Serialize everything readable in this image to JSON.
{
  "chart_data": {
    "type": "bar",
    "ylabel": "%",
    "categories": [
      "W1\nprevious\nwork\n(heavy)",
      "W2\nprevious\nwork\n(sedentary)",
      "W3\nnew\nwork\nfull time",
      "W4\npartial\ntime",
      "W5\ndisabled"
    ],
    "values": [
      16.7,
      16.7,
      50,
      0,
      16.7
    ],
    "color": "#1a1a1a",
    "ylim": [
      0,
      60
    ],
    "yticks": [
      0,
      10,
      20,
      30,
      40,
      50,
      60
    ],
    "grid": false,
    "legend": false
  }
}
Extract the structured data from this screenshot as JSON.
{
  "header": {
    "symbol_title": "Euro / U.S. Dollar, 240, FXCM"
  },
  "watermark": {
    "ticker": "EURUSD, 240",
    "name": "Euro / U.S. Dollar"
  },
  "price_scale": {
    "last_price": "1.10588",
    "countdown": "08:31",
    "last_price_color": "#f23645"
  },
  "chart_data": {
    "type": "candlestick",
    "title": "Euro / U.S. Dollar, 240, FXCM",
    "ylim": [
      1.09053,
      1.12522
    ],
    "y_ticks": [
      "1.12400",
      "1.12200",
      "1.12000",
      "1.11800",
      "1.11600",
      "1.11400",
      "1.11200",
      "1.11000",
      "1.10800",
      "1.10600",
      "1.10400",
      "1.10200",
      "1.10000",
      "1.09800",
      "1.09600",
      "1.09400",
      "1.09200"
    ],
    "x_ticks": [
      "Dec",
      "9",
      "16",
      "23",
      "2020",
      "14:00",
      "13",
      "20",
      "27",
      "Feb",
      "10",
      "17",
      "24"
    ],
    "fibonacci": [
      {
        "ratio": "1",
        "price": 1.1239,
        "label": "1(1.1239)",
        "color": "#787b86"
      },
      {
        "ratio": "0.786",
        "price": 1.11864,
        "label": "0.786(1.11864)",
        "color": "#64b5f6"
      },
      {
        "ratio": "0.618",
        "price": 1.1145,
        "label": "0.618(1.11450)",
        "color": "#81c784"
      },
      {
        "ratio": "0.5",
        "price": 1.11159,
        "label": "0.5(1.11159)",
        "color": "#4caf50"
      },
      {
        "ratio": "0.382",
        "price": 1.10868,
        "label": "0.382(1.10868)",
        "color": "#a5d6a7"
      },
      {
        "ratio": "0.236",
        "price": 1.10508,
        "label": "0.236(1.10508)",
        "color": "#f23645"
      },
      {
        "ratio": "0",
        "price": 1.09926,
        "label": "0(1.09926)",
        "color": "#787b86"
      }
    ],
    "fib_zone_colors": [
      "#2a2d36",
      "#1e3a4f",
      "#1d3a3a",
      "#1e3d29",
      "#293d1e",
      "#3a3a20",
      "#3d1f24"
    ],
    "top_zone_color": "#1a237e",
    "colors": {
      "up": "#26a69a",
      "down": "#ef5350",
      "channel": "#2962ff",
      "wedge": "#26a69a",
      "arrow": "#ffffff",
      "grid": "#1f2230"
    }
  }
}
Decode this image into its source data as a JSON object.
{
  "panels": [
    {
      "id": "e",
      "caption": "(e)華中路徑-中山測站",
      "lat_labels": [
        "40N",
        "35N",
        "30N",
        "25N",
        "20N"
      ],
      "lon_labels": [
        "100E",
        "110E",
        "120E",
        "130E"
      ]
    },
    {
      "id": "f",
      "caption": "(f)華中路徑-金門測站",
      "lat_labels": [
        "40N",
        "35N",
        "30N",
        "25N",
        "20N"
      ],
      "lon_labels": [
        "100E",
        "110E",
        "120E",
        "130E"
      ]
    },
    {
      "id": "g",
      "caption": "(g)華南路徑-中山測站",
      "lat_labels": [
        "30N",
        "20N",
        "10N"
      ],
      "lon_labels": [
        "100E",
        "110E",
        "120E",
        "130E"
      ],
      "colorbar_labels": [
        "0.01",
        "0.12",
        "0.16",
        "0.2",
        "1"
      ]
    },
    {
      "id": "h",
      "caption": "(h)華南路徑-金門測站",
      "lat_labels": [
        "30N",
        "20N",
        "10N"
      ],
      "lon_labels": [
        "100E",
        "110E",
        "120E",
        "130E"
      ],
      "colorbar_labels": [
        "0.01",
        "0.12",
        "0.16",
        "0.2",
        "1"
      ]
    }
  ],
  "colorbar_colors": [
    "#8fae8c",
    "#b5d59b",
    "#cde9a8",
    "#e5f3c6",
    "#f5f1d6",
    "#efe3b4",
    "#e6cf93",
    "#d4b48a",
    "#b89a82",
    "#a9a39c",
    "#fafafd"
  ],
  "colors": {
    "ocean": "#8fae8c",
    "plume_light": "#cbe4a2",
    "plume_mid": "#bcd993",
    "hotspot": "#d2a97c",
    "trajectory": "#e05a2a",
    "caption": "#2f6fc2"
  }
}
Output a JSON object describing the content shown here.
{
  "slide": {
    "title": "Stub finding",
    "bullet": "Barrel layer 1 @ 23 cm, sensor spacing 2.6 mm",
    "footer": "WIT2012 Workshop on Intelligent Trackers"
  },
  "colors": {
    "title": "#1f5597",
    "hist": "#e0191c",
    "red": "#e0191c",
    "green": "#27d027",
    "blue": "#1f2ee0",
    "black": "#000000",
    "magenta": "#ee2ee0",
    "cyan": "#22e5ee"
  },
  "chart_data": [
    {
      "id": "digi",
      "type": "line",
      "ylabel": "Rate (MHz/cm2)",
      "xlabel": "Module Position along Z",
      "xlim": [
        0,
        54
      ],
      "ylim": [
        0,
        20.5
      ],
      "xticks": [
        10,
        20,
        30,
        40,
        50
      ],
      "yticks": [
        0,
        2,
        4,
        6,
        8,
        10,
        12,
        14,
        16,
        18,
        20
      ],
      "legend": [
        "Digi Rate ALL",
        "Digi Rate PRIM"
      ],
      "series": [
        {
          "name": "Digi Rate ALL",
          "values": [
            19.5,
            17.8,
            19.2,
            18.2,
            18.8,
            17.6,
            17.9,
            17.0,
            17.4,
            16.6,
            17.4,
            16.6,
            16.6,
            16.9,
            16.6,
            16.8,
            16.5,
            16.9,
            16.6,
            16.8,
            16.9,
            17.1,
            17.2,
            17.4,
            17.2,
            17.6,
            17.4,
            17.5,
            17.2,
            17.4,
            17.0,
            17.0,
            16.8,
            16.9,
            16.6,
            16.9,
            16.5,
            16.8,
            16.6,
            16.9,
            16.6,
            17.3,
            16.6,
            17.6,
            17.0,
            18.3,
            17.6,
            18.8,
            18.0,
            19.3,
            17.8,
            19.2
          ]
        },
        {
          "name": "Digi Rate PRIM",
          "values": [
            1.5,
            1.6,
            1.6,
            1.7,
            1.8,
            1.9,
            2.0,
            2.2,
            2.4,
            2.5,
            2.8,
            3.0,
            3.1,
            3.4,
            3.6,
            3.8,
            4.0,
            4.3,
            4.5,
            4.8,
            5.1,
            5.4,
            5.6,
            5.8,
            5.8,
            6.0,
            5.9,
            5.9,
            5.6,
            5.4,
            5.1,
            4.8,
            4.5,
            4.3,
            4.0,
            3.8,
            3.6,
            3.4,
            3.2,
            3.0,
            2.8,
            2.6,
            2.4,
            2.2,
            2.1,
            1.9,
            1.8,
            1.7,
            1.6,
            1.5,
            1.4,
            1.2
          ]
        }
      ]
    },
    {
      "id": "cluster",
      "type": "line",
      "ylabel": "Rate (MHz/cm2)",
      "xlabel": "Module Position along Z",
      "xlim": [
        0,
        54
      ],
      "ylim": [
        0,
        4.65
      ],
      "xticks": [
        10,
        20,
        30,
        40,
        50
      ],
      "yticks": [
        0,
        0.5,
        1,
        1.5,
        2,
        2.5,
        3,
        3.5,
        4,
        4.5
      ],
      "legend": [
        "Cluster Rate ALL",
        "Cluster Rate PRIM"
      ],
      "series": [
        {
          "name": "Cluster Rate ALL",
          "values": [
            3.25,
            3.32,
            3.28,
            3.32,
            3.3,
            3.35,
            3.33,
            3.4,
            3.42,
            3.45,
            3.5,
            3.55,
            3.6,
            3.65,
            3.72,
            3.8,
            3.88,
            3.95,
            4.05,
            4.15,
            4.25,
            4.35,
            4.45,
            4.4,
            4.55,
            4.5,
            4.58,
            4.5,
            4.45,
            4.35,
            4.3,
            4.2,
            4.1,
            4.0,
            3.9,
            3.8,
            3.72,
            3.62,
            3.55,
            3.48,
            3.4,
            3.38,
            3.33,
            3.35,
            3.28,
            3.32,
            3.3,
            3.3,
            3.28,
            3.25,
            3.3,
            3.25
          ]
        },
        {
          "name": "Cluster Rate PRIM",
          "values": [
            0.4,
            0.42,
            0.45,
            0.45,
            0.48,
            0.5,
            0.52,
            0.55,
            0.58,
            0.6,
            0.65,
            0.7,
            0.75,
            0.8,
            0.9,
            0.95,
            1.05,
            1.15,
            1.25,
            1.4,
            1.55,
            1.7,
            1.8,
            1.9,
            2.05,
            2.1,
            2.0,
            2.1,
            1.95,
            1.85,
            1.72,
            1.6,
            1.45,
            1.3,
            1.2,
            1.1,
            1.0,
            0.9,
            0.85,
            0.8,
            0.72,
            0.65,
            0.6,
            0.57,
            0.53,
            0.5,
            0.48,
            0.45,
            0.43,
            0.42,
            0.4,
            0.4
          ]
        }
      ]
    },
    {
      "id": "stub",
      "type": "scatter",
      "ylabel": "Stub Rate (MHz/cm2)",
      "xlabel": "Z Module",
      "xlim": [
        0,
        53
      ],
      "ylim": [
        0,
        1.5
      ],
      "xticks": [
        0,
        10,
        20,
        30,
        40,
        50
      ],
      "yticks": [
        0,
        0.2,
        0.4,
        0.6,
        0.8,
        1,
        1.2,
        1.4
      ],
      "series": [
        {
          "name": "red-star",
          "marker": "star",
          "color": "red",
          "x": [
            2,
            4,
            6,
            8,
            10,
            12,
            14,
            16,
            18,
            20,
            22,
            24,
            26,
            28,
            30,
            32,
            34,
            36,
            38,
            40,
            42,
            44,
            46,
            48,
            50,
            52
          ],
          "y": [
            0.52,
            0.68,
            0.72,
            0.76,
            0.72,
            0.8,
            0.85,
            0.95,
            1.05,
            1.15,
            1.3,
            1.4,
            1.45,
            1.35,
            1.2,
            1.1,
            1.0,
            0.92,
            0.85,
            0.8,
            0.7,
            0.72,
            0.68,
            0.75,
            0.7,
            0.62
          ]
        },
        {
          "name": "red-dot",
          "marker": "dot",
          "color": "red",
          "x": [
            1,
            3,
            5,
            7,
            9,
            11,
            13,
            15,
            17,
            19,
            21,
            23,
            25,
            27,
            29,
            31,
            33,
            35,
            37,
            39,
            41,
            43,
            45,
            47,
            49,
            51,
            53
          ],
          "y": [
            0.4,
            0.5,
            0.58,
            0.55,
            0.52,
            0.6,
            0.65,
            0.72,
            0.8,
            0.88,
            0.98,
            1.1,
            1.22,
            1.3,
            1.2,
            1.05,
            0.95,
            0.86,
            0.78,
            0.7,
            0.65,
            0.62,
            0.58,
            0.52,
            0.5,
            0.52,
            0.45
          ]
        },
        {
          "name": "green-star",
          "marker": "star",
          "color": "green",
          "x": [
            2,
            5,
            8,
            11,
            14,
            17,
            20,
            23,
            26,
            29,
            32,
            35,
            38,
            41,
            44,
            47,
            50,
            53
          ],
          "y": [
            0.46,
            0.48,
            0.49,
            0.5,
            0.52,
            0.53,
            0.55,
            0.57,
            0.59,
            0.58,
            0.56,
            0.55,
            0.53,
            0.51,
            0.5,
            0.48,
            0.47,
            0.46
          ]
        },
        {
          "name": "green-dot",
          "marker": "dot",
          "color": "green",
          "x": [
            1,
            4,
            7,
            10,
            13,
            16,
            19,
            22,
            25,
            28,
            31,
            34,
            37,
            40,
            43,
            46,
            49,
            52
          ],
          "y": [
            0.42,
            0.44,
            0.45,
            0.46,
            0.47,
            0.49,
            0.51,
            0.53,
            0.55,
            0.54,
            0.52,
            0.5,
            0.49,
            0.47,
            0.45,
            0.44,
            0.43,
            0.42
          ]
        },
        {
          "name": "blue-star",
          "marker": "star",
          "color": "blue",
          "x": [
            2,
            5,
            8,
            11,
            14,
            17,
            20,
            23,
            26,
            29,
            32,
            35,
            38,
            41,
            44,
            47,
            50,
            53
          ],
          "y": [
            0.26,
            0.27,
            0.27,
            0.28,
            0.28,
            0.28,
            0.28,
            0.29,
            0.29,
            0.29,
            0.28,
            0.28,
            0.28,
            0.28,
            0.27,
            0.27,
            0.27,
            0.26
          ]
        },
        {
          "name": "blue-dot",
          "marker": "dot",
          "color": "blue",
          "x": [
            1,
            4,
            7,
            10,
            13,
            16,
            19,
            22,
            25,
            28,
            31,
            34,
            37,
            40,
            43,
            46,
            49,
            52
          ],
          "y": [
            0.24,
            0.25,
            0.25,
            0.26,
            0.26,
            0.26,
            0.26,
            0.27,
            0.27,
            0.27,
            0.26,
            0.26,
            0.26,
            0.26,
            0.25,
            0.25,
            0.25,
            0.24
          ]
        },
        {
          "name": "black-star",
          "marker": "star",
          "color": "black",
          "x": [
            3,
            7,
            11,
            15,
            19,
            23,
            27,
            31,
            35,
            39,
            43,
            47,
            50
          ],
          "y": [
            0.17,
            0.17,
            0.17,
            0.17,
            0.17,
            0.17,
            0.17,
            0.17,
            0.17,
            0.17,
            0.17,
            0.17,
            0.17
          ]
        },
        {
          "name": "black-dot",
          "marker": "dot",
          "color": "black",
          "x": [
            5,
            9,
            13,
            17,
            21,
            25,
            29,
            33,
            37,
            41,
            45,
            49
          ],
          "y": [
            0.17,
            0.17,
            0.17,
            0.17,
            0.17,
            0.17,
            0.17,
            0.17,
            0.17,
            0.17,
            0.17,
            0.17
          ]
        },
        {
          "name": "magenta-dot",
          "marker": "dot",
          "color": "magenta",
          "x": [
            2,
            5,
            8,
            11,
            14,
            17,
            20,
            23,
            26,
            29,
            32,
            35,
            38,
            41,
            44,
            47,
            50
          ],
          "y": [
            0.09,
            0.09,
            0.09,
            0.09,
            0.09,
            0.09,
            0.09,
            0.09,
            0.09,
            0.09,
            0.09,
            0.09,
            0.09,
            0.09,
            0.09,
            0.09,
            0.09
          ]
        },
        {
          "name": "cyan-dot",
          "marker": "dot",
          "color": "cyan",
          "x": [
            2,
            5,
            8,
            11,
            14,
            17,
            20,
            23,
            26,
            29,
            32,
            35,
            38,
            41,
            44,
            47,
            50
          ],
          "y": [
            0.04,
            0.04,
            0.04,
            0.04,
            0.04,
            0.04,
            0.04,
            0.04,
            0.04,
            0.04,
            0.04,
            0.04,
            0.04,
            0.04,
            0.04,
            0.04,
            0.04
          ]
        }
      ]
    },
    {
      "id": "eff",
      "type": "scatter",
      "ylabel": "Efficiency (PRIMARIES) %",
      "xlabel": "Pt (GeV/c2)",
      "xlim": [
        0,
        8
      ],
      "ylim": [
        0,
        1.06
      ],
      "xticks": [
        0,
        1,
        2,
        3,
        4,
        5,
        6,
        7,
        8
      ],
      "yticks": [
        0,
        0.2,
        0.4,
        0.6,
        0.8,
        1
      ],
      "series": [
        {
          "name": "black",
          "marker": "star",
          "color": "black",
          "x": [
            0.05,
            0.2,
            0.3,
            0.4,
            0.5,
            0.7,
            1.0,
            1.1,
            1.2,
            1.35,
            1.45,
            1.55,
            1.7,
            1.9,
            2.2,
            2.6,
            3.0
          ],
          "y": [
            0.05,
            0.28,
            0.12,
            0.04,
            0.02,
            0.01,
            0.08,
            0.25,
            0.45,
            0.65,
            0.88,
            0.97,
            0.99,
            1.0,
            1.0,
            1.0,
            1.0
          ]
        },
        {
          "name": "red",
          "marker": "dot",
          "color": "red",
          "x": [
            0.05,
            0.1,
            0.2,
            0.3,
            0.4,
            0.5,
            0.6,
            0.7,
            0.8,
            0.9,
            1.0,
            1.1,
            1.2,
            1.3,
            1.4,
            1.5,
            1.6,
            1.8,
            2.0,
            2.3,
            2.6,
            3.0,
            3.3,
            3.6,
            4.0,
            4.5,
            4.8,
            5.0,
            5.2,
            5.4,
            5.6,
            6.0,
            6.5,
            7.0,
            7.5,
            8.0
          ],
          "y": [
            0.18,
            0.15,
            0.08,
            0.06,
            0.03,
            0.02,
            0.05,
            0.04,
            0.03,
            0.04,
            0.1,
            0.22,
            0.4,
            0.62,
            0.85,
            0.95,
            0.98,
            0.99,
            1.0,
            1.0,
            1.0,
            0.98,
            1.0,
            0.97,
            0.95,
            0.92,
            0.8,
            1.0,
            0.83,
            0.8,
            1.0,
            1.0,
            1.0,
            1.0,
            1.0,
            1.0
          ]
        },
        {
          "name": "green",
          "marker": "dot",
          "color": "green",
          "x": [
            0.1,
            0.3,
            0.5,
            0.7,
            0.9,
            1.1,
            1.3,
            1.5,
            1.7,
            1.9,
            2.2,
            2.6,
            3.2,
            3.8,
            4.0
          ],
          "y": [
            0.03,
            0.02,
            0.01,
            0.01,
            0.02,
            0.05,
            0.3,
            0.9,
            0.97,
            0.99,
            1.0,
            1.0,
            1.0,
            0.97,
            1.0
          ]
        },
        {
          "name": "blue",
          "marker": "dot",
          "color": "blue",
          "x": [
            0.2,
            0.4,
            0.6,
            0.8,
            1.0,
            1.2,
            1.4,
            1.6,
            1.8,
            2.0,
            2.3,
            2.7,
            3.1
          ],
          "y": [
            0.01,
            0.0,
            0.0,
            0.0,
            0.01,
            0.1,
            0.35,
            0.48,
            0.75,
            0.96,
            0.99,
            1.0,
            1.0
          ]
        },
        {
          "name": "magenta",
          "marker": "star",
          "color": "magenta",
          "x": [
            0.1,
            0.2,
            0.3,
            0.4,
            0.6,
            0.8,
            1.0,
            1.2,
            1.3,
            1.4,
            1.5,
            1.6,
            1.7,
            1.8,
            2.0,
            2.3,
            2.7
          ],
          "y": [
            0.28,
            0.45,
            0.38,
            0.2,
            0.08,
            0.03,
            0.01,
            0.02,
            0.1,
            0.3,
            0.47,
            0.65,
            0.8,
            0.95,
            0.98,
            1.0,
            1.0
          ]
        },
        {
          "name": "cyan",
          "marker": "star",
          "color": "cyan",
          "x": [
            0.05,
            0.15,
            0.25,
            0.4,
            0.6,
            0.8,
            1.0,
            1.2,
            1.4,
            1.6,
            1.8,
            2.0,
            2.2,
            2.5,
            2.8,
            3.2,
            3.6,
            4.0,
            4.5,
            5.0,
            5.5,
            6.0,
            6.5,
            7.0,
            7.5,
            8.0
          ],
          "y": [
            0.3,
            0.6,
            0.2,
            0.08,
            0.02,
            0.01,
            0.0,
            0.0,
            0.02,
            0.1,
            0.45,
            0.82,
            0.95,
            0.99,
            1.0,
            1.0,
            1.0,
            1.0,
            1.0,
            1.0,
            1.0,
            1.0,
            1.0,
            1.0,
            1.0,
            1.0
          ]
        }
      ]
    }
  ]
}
—————
- [What is being asked] Identify and copy all lines with the word "Rate".

- [Exercise result]
      "ylabel": "Rate (MHz/cm2)",
        "Digi Rate ALL",
        "Digi Rate PRIM"
          "name": "Digi Rate ALL",
          "name": "Digi Rate PRIM",
      "ylabel": "Rate (MHz/cm2)",
        "Cluster Rate ALL",
        "Cluster Rate PRIM"
          "name": "Cluster Rate ALL",
          "name": "Cluster Rate PRIM",
      "ylabel": "Stub Rate (MHz/cm2)",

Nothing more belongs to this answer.